Provided information =
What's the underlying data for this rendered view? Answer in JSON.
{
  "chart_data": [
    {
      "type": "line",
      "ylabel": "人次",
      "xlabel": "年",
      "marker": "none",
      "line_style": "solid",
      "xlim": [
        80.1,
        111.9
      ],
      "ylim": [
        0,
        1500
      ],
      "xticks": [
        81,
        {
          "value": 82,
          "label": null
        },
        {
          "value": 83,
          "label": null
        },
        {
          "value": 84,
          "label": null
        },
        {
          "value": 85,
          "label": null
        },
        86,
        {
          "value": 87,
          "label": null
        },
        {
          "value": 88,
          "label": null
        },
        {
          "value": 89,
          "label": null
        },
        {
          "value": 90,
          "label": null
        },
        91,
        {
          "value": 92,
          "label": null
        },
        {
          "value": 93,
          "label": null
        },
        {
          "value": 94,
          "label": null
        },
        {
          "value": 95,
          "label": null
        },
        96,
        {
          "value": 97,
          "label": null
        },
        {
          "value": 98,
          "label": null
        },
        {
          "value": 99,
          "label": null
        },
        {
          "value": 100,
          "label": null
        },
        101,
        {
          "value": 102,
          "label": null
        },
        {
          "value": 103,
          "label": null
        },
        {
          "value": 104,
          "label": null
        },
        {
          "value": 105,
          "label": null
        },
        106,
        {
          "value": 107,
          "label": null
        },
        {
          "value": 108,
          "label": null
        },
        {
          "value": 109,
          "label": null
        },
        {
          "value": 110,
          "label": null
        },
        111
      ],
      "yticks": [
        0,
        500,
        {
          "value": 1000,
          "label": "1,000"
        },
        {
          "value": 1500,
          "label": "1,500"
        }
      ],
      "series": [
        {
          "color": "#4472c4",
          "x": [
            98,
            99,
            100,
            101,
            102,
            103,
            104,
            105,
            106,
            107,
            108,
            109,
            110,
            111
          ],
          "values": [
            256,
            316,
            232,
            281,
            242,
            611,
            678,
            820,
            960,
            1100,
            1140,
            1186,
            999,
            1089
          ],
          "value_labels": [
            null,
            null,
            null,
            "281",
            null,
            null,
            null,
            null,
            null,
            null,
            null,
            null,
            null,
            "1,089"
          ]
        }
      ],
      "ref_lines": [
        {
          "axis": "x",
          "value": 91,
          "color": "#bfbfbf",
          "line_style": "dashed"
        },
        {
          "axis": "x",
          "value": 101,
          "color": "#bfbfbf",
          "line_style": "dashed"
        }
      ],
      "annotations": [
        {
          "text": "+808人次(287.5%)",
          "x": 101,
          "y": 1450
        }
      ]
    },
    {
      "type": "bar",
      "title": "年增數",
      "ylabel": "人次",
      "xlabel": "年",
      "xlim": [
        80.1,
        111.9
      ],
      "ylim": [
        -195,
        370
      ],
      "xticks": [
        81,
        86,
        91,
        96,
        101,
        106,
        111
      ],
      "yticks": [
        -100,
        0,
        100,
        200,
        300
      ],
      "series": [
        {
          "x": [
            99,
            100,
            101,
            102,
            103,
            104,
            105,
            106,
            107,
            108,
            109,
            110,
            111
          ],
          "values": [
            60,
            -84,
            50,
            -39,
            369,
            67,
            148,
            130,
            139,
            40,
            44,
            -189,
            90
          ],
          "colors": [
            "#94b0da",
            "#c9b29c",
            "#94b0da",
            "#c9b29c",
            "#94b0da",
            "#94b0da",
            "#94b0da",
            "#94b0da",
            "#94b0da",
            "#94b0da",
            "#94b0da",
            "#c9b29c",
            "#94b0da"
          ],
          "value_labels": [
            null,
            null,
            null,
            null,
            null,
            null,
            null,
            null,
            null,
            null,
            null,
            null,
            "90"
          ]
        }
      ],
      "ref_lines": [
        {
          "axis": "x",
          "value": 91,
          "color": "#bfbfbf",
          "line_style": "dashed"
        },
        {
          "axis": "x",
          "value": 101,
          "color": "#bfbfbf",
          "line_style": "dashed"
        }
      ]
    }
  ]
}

==

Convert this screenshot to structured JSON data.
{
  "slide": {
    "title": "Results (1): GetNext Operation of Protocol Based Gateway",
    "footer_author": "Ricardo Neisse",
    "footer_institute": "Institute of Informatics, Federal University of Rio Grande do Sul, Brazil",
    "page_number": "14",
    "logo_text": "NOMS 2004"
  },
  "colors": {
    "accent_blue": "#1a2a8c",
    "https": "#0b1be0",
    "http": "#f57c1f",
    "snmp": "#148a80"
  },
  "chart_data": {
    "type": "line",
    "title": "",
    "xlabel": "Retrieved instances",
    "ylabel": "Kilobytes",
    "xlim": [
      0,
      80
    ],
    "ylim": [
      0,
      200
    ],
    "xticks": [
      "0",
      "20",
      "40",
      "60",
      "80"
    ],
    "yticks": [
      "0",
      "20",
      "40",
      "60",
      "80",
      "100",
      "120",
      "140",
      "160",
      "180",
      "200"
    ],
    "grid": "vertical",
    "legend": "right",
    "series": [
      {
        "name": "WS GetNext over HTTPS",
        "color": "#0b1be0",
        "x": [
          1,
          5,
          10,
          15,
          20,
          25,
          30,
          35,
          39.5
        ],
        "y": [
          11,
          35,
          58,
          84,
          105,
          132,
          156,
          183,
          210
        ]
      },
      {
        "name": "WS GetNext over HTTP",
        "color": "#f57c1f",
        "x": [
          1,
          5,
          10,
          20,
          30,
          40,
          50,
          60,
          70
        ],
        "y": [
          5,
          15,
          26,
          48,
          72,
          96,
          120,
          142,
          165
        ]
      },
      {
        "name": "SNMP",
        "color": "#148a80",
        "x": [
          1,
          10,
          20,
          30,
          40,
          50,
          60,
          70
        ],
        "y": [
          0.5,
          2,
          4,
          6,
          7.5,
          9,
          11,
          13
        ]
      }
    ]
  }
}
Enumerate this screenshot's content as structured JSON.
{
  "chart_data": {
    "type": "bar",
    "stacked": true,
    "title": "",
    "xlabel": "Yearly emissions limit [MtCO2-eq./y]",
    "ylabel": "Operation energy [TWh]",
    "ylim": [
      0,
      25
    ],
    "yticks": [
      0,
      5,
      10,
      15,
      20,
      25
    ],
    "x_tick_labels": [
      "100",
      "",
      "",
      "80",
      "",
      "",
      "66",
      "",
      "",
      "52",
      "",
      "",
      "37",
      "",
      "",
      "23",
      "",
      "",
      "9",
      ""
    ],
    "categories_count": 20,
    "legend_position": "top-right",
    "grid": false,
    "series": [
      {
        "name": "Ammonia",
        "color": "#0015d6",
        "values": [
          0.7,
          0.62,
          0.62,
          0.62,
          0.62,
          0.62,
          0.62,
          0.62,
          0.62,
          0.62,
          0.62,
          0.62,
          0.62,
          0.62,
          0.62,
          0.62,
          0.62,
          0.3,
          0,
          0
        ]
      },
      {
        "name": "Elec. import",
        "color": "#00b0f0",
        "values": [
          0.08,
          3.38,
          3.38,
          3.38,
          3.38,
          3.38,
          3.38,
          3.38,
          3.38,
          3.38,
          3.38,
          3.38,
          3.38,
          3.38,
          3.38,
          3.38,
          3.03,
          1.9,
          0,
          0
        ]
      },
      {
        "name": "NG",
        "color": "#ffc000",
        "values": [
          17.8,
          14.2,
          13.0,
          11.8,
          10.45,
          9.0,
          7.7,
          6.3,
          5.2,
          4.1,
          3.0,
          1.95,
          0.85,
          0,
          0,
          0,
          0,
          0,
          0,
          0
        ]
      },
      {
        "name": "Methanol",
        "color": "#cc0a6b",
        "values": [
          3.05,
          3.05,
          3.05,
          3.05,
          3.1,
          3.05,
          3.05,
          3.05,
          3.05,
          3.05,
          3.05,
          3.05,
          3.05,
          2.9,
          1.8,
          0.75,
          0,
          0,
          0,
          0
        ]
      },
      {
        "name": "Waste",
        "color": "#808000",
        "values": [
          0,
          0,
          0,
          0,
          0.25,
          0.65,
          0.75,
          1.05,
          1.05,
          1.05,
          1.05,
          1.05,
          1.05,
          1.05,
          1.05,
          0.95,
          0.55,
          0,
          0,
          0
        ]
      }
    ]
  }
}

Requirements = Copy every line of the records above that holds the word "this".

Task result =
What's the underlying data for this rendered view? Answer in JSON.
Convert this screenshot to structured JSON data.
Enumerate this screenshot's content as structured JSON.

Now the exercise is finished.